_DO THIS_:
Copy the records that follow exactly as written, but not their pictures.

-- START WORKING DATA --

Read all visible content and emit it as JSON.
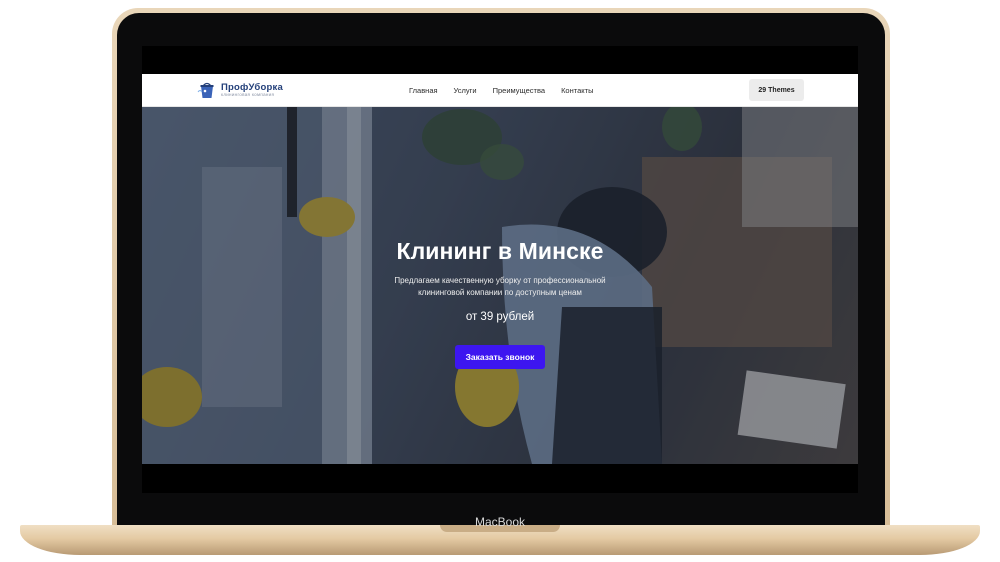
{
  "device": {
    "brand_label": "MacBook"
  },
  "header": {
    "logo_name": "ПрофУборка",
    "logo_tagline": "клининговая компания",
    "nav": [
      "Главная",
      "Услуги",
      "Преимущества",
      "Контакты"
    ],
    "themes_button": "29 Themes"
  },
  "hero": {
    "title": "Клининг в Минске",
    "subtitle_line1": "Предлагаем качественную уборку от профессиональной",
    "subtitle_line2": "клининговой компании по доступным ценам",
    "price": "от 39 рублей",
    "cta_label": "Заказать звонок"
  },
  "colors": {
    "accent": "#3d16f0",
    "logo": "#24407a",
    "laptop_gold": "#e4caa3"
  }
}
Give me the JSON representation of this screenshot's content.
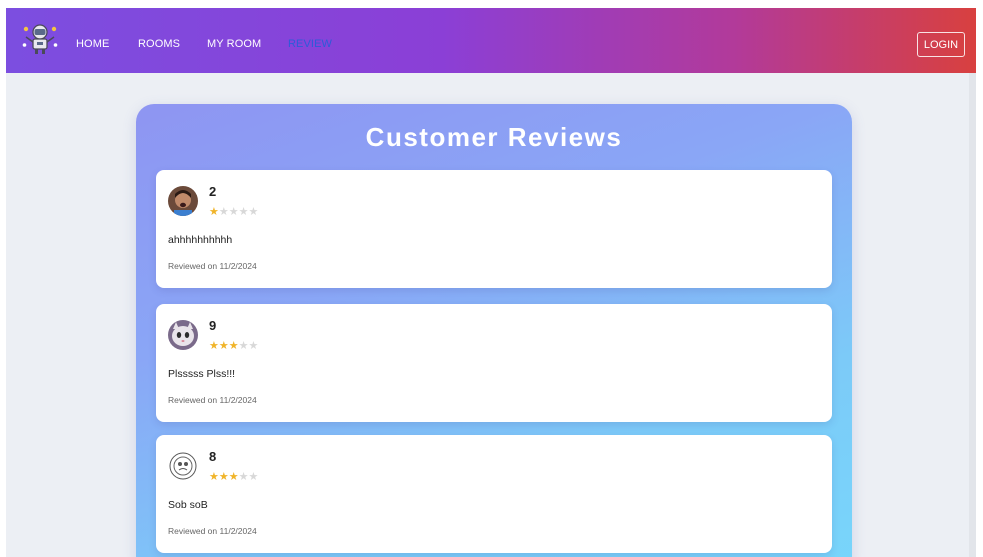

-- END WORKING DATA --

_RESULT_:
Read all visible content and emit it as JSON.
{
  "device": {
    "brand_label": "MacBook"
  },
  "header": {
    "logo_name": "ПрофУборка",
    "logo_tagline": "клининговая компания",
    "nav": [
      "Главная",
      "Услуги",
      "Преимущества",
      "Контакты"
    ],
    "themes_button": "29 Themes"
  },
  "hero": {
    "title": "Клининг в Минске",
    "subtitle_line1": "Предлагаем качественную уборку от профессиональной",
    "subtitle_line2": "клининговой компании по доступным ценам",
    "price": "от 39 рублей",
    "cta_label": "Заказать звонок"
  },
  "colors": {
    "accent": "#3d16f0",
    "logo": "#24407a",
    "laptop_gold": "#e4caa3"
  }
}
Give me the JSON representation of this screenshot's content.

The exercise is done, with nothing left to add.